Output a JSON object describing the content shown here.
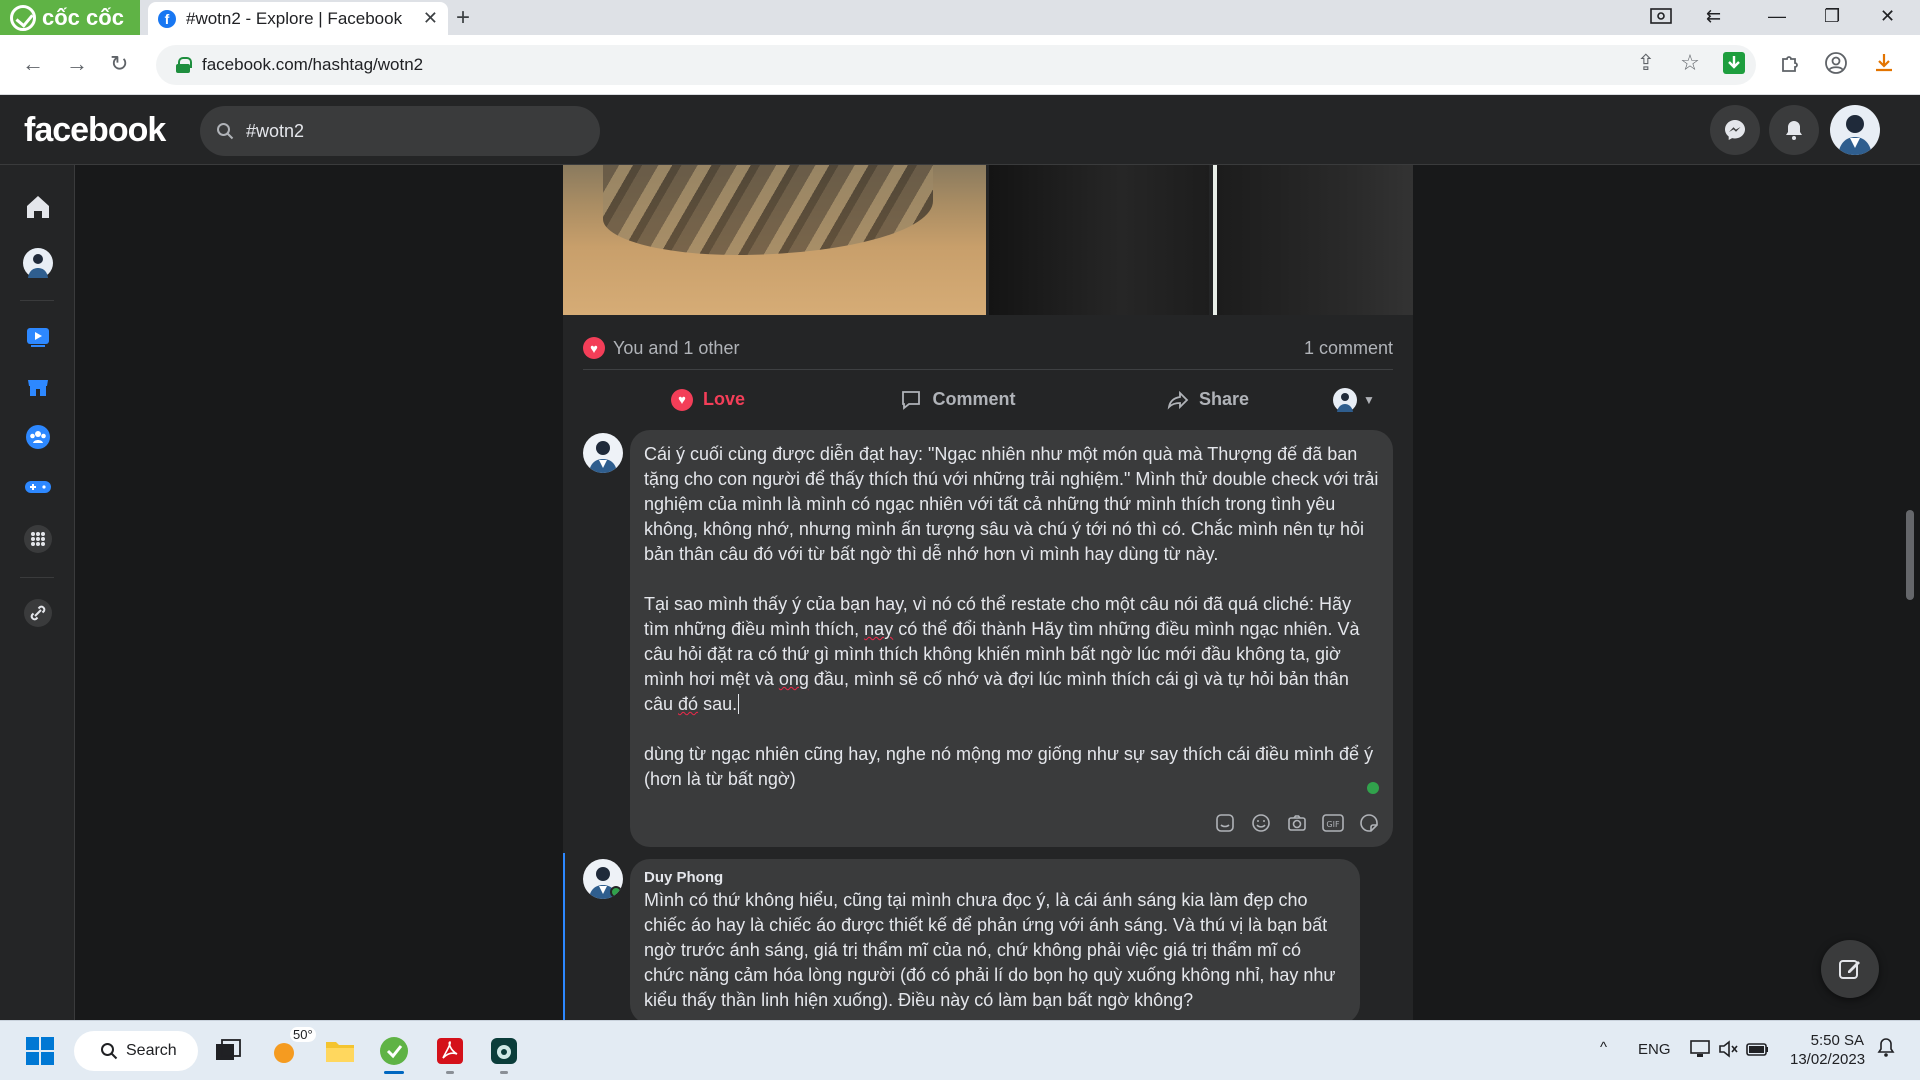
{
  "browser": {
    "brand": "cốc cốc",
    "tab_title": "#wotn2 - Explore | Facebook",
    "url": "facebook.com/hashtag/wotn2"
  },
  "header": {
    "logo": "facebook",
    "search_value": "#wotn2"
  },
  "post": {
    "reactions_text": "You and 1 other",
    "comment_count": "1 comment",
    "actions": {
      "love": "Love",
      "comment": "Comment",
      "share": "Share"
    }
  },
  "composer": {
    "paragraph1": "Cái ý cuối cùng được diễn đạt hay: \"Ngạc nhiên như một món quà mà Thượng đế đã ban tặng cho con người để thấy thích thú với những trải nghiệm.\" Mình thử double check với trải nghiệm của mình là mình có ngạc nhiên với tất cả những thứ mình thích trong tình yêu không, không nhớ, nhưng mình ấn tượng sâu và chú ý tới nó thì có. Chắc mình nên tự hỏi bản thân câu đó với từ bất ngờ thì dễ nhớ hơn vì mình hay dùng từ này.",
    "p2_part1": "Tại sao mình thấy ý của bạn hay, vì nó có thể restate cho một câu nói đã quá cliché: Hãy tìm những điều mình thích, ",
    "p2_word_nay": "nay",
    "p2_part2": " có thể đổi thành Hãy tìm những điều mình ngạc nhiên. Và câu hỏi đặt ra có thứ gì mình thích không khiến mình bất ngờ lúc mới đầu không ta, giờ mình hơi mệt và ",
    "p2_word_ong": "ong",
    "p2_part3": " đầu, mình sẽ cố nhớ và đợi lúc mình thích cái gì và tự hỏi bản thân câu ",
    "p2_word_do": "đó",
    "p2_part4": " sau.",
    "paragraph3": "dùng từ ngạc nhiên cũng hay, nghe nó mộng mơ giống như sự say thích cái điều mình để ý (hơn là từ bất ngờ)",
    "tool_icons": [
      "sticker-icon",
      "emoji-icon",
      "camera-icon",
      "gif-icon",
      "sticker-face-icon"
    ]
  },
  "reply": {
    "author": "Duy Phong",
    "text": "Mình có thứ không hiểu, cũng tại mình chưa đọc ý, là cái ánh sáng kia làm đẹp cho chiếc áo hay là chiếc áo được thiết kế để phản ứng với ánh sáng. Và thú vị là bạn bất ngờ trước ánh sáng, giá trị thẩm mĩ của nó, chứ không phải việc giá trị thẩm mĩ có chức năng cảm hóa lòng người (đó có phải lí do bọn họ quỳ xuống không nhỉ, hay như kiểu thấy thần linh hiện xuống). Điều này có làm bạn bất ngờ không?"
  },
  "taskbar": {
    "search_label": "Search",
    "weather": "50°",
    "language": "ENG",
    "time": "5:50 SA",
    "date": "13/02/2023"
  },
  "colors": {
    "facebook_blue": "#1877f2",
    "love_red": "#f33e58",
    "coccoc_green": "#5fb345",
    "online_green": "#31a24c"
  }
}
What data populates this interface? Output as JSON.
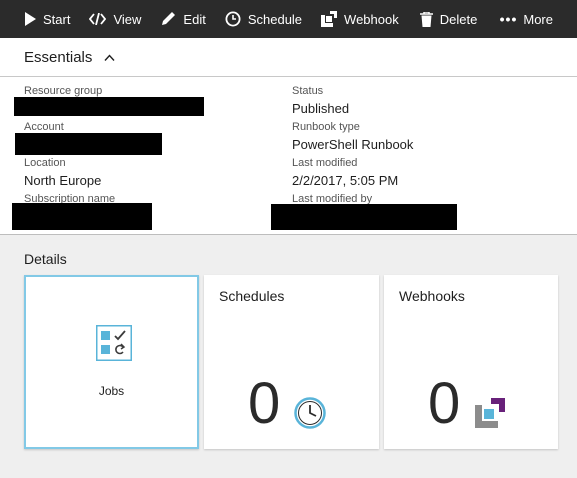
{
  "toolbar": {
    "start": "Start",
    "view": "View",
    "edit": "Edit",
    "schedule": "Schedule",
    "webhook": "Webhook",
    "delete": "Delete",
    "more": "More"
  },
  "essentials": {
    "title": "Essentials",
    "left": [
      {
        "label": "Resource group",
        "value": ""
      },
      {
        "label": "Account",
        "value": ""
      },
      {
        "label": "Location",
        "value": "North Europe"
      },
      {
        "label": "Subscription name",
        "value": ""
      }
    ],
    "right": [
      {
        "label": "Status",
        "value": "Published"
      },
      {
        "label": "Runbook type",
        "value": "PowerShell Runbook"
      },
      {
        "label": "Last modified",
        "value": "2/2/2017, 5:05 PM"
      },
      {
        "label": "Last modified by",
        "value": ""
      }
    ]
  },
  "details": {
    "title": "Details",
    "tiles": [
      {
        "title": "",
        "label": "Jobs",
        "icon": "jobs-icon"
      },
      {
        "title": "Schedules",
        "count": "0",
        "icon": "clock-icon"
      },
      {
        "title": "Webhooks",
        "count": "0",
        "icon": "webhook-icon"
      }
    ]
  },
  "colors": {
    "toolbar_bg": "#2b2b2b",
    "accent": "#59b4d9",
    "selected_border": "#82c9e6",
    "webhook_purple": "#68217a",
    "details_bg": "#efefef"
  }
}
= = = = = = =
What is being asked →
Only lines with the word "dùng" are wanted, so copy each one from the records.

Exercise answer →
    "paragraph1": "Cái ý cuối cùng được diễn đạt hay: \"Ngạc nhiên như một món quà mà Thượng đế đã ban tặng cho con người để thấy thích thú với những trải nghiệm.\" Mình thử double check với trải nghiệm của mình là mình có ngạc nhiên với tất cả những thứ mình thích trong tình yêu không, không nhớ, nhưng mình ấn tượng sâu và chú ý tới nó thì có. Chắc mình nên tự hỏi bản thân câu đó với từ bất ngờ thì dễ nhớ hơn vì mình hay dùng từ này.",
    "paragraph3": "dùng từ ngạc nhiên cũng hay, nghe nó mộng mơ giống như sự say thích cái điều mình để ý (hơn là từ bất ngờ)",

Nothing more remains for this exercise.